[Structured figure records]
┏━━

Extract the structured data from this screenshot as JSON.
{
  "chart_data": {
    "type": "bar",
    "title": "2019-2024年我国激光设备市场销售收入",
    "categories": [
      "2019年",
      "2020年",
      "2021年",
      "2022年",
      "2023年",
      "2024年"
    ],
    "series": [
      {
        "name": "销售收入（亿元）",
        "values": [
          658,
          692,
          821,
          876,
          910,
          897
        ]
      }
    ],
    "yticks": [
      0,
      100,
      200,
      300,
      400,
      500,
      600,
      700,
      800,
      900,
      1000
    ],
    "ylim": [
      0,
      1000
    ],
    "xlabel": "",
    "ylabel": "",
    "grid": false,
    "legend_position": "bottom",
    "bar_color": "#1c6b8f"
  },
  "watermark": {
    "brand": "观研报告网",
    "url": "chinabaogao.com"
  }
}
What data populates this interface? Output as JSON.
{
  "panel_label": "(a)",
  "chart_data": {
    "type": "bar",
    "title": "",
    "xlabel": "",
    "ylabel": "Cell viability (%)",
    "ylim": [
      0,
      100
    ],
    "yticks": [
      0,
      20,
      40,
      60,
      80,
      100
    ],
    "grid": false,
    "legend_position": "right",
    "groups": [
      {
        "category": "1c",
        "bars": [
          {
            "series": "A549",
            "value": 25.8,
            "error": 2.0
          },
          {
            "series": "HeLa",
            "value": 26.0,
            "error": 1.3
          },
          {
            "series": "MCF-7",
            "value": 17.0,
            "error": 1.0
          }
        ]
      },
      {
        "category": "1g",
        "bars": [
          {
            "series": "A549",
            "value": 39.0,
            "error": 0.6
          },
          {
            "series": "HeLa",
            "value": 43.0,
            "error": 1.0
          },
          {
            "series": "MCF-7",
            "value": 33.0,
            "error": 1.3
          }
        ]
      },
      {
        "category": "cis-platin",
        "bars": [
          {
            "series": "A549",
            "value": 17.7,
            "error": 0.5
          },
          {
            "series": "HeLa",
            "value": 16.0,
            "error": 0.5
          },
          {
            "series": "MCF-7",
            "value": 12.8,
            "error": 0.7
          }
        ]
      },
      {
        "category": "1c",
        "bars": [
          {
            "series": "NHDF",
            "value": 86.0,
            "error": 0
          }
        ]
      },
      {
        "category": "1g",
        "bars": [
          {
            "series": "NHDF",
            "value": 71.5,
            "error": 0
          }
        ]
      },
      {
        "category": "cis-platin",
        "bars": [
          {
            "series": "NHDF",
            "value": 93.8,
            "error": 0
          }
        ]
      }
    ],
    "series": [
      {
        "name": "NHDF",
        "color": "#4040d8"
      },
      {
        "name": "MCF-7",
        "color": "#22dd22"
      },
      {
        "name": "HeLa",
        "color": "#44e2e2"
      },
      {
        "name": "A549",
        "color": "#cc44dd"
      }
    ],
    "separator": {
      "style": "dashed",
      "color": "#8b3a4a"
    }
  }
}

┗━━

Required work: Output the entries verbatim.

Complete response:
Extract the structured data from this screenshot as JSON.
{
  "chart_data": {
    "type": "bar",
    "title": "2019-2024年我国激光设备市场销售收入",
    "categories": [
      "2019年",
      "2020年",
      "2021年",
      "2022年",
      "2023年",
      "2024年"
    ],
    "series": [
      {
        "name": "销售收入（亿元）",
        "values": [
          658,
          692,
          821,
          876,
          910,
          897
        ]
      }
    ],
    "yticks": [
      0,
      100,
      200,
      300,
      400,
      500,
      600,
      700,
      800,
      900,
      1000
    ],
    "ylim": [
      0,
      1000
    ],
    "xlabel": "",
    "ylabel": "",
    "grid": false,
    "legend_position": "bottom",
    "bar_color": "#1c6b8f"
  },
  "watermark": {
    "brand": "观研报告网",
    "url": "chinabaogao.com"
  }
}
What data populates this interface? Output as JSON.
{
  "panel_label": "(a)",
  "chart_data": {
    "type": "bar",
    "title": "",
    "xlabel": "",
    "ylabel": "Cell viability (%)",
    "ylim": [
      0,
      100
    ],
    "yticks": [
      0,
      20,
      40,
      60,
      80,
      100
    ],
    "grid": false,
    "legend_position": "right",
    "groups": [
      {
        "category": "1c",
        "bars": [
          {
            "series": "A549",
            "value": 25.8,
            "error": 2.0
          },
          {
            "series": "HeLa",
            "value": 26.0,
            "error": 1.3
          },
          {
            "series": "MCF-7",
            "value": 17.0,
            "error": 1.0
          }
        ]
      },
      {
        "category": "1g",
        "bars": [
          {
            "series": "A549",
            "value": 39.0,
            "error": 0.6
          },
          {
            "series": "HeLa",
            "value": 43.0,
            "error": 1.0
          },
          {
            "series": "MCF-7",
            "value": 33.0,
            "error": 1.3
          }
        ]
      },
      {
        "category": "cis-platin",
        "bars": [
          {
            "series": "A549",
            "value": 17.7,
            "error": 0.5
          },
          {
            "series": "HeLa",
            "value": 16.0,
            "error": 0.5
          },
          {
            "series": "MCF-7",
            "value": 12.8,
            "error": 0.7
          }
        ]
      },
      {
        "category": "1c",
        "bars": [
          {
            "series": "NHDF",
            "value": 86.0,
            "error": 0
          }
        ]
      },
      {
        "category": "1g",
        "bars": [
          {
            "series": "NHDF",
            "value": 71.5,
            "error": 0
          }
        ]
      },
      {
        "category": "cis-platin",
        "bars": [
          {
            "series": "NHDF",
            "value": 93.8,
            "error": 0
          }
        ]
      }
    ],
    "series": [
      {
        "name": "NHDF",
        "color": "#4040d8"
      },
      {
        "name": "MCF-7",
        "color": "#22dd22"
      },
      {
        "name": "HeLa",
        "color": "#44e2e2"
      },
      {
        "name": "A549",
        "color": "#cc44dd"
      }
    ],
    "separator": {
      "style": "dashed",
      "color": "#8b3a4a"
    }
  }
}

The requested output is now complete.